Problem description:
All lines holding the string "change" are to be shown.

Source data:
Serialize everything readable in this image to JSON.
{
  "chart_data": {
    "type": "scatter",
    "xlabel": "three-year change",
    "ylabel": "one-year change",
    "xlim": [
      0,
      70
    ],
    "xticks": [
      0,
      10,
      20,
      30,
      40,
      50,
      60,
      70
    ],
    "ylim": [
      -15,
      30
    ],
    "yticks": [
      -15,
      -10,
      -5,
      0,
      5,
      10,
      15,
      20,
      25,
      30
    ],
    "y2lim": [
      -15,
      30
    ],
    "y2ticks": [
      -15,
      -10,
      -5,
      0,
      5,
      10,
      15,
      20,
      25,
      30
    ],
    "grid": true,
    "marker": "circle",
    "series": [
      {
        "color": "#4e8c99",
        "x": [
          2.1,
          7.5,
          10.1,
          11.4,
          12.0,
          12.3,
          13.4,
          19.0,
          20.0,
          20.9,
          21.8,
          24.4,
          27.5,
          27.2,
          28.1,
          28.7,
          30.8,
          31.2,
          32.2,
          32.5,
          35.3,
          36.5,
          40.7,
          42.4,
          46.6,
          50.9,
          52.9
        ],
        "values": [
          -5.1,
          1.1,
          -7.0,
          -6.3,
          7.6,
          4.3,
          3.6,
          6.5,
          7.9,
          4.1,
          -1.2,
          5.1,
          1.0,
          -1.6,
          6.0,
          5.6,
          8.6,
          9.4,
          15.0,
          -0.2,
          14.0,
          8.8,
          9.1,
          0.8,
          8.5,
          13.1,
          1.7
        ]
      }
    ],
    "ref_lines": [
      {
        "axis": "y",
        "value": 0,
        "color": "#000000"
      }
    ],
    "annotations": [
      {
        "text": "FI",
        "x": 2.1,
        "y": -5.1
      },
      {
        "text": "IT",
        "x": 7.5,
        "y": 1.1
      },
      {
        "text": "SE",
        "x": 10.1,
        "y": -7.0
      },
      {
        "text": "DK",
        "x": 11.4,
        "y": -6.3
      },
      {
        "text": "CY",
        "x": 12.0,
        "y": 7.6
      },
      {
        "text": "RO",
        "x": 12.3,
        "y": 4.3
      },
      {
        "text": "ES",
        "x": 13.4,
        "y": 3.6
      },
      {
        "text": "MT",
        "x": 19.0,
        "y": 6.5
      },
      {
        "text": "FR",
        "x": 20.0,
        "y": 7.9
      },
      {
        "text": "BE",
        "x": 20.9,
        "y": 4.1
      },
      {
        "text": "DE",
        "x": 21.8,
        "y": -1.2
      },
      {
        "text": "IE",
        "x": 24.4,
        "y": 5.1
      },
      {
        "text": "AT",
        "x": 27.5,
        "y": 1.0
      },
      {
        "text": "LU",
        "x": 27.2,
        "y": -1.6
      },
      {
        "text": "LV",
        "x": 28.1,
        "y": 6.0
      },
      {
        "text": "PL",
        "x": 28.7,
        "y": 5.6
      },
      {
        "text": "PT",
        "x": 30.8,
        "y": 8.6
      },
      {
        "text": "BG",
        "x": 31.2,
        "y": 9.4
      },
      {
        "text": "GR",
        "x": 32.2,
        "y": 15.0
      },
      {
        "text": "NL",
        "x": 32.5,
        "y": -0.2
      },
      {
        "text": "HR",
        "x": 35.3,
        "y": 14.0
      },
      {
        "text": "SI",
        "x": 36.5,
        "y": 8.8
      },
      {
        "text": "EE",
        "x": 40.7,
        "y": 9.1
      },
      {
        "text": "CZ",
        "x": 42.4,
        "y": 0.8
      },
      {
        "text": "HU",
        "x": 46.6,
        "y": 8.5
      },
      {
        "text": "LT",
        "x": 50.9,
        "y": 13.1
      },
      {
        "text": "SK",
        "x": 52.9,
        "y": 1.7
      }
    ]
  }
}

Solution below:
    "xlabel": "three-year change",
    "ylabel": "one-year change",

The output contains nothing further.